[Stored items]
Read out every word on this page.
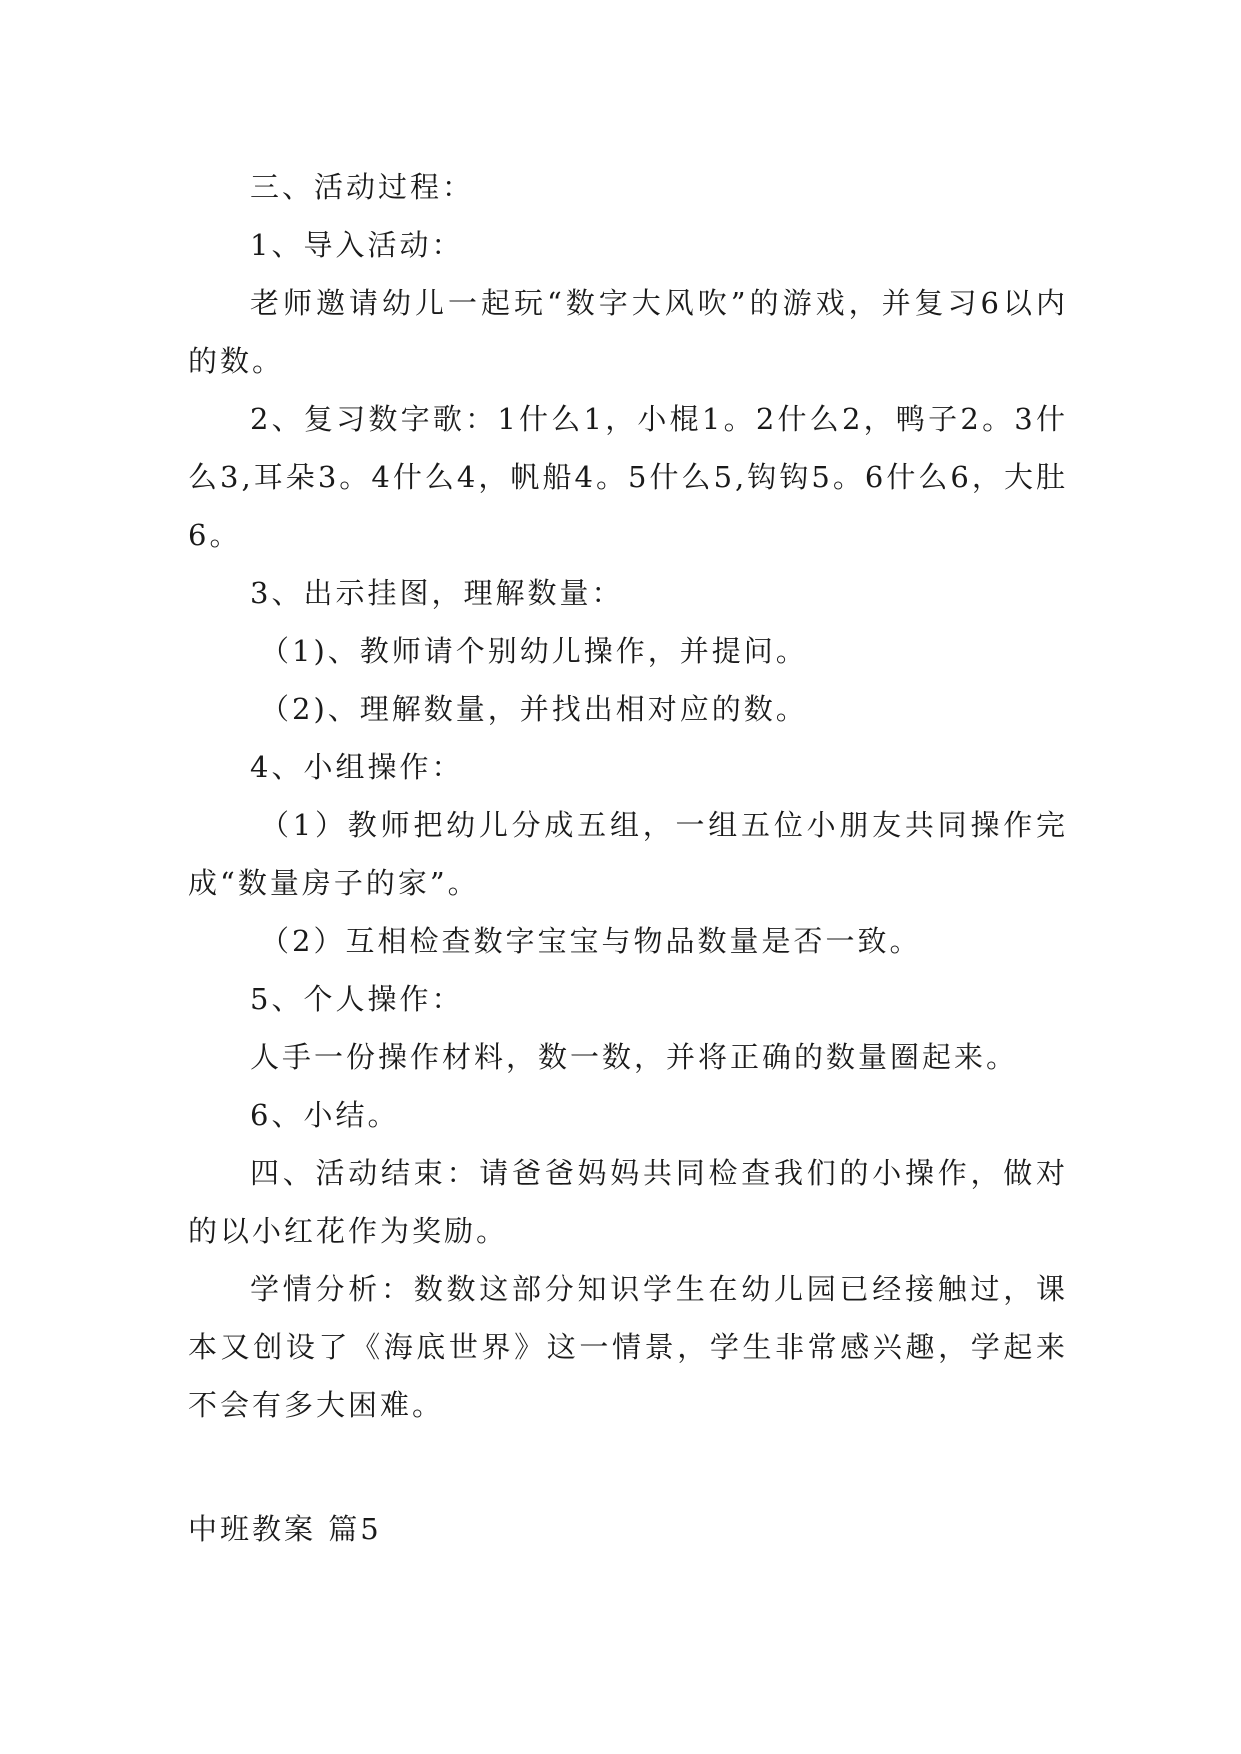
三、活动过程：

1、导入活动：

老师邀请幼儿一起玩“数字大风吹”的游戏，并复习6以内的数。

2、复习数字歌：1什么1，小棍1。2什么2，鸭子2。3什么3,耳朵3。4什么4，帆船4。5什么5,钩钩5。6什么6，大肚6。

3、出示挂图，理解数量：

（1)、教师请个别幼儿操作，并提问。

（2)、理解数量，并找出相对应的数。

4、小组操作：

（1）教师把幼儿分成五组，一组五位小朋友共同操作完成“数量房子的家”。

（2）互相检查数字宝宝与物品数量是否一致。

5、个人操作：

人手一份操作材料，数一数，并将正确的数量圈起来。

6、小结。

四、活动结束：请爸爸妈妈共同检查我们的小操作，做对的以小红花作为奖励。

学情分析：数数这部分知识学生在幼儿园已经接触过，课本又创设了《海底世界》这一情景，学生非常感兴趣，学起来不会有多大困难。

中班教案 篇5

* * *

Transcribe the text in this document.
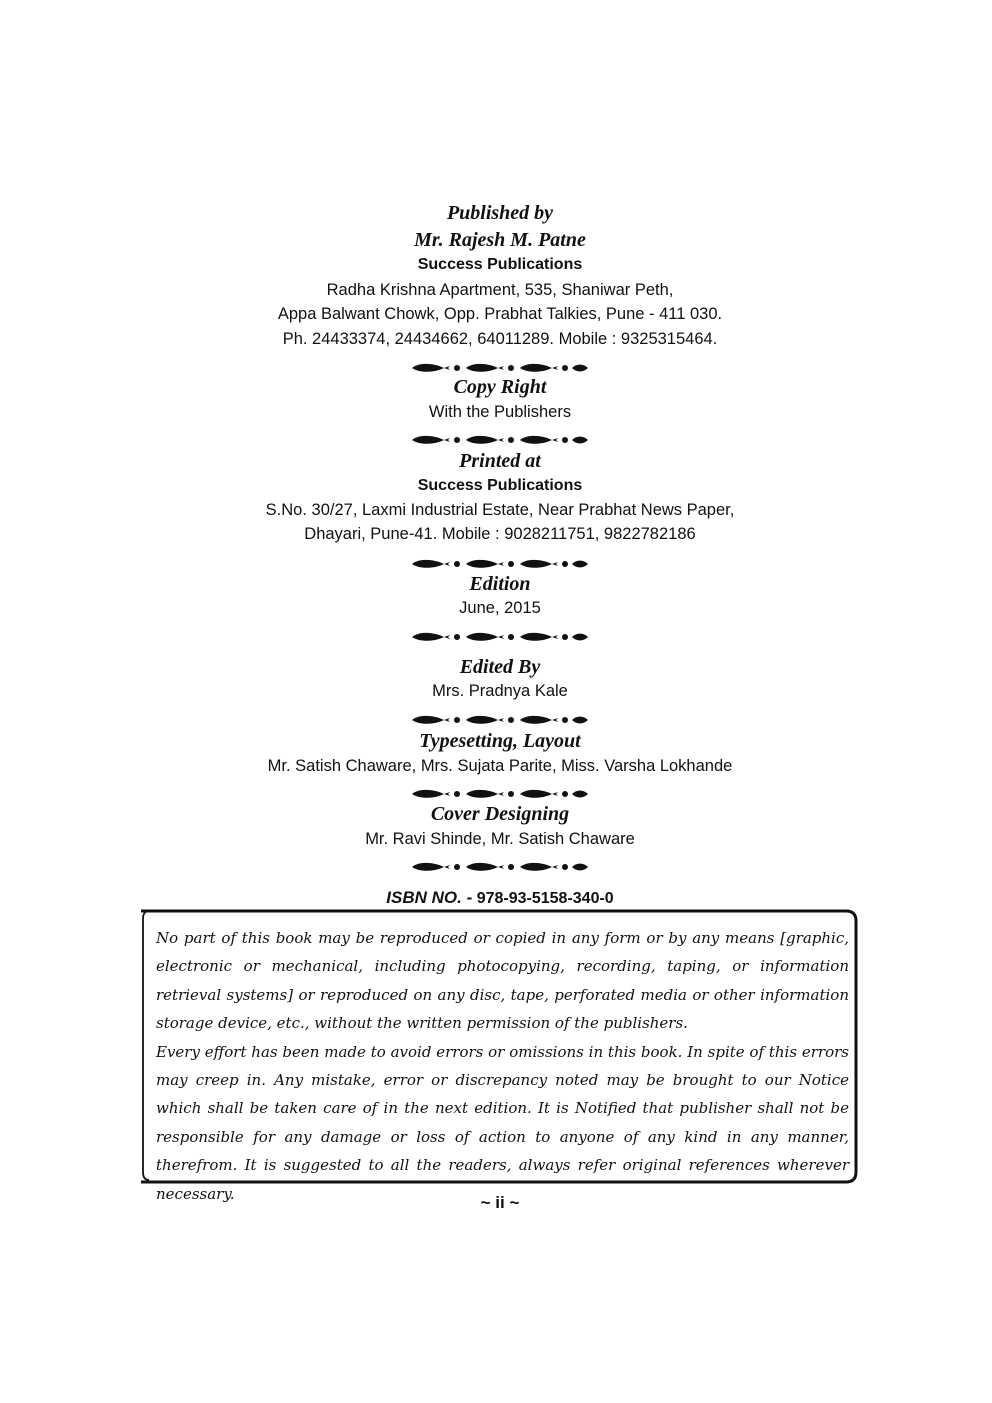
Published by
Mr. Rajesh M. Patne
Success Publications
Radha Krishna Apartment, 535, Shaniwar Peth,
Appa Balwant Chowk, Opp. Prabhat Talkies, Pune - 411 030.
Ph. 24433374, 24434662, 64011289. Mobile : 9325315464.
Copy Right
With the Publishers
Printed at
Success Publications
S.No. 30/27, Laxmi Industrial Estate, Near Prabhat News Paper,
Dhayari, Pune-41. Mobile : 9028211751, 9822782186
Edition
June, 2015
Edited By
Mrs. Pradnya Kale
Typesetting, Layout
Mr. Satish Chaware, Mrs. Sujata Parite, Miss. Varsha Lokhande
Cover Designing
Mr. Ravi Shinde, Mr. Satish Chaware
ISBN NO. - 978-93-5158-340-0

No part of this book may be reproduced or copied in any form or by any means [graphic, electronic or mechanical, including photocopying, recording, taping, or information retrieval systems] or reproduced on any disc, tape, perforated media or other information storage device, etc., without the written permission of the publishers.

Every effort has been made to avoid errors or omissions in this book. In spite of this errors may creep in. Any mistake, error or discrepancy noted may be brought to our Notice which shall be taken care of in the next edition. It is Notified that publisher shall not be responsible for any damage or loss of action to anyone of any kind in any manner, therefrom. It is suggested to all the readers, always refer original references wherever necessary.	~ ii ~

The task
Find and copy each line above that includes the string "book".

Written solution
No part of this book may be reproduced or copied in any form or by any means [graphic, electronic or mechanical, including photocopying, recording, taping, or information retrieval systems] or reproduced on any disc, tape, perforated media or other information storage device, etc., without the written permission of the publishers.
Every effort has been made to avoid errors or omissions in this book. In spite of this errors may creep in. Any mistake, error or discrepancy noted may be brought to our Notice which shall be taken care of in the next edition. It is Notified that publisher shall not be responsible for any damage or loss of action to anyone of any kind in any manner, therefrom. It is suggested to all the readers, always refer original references wherever necessary.	~ ii ~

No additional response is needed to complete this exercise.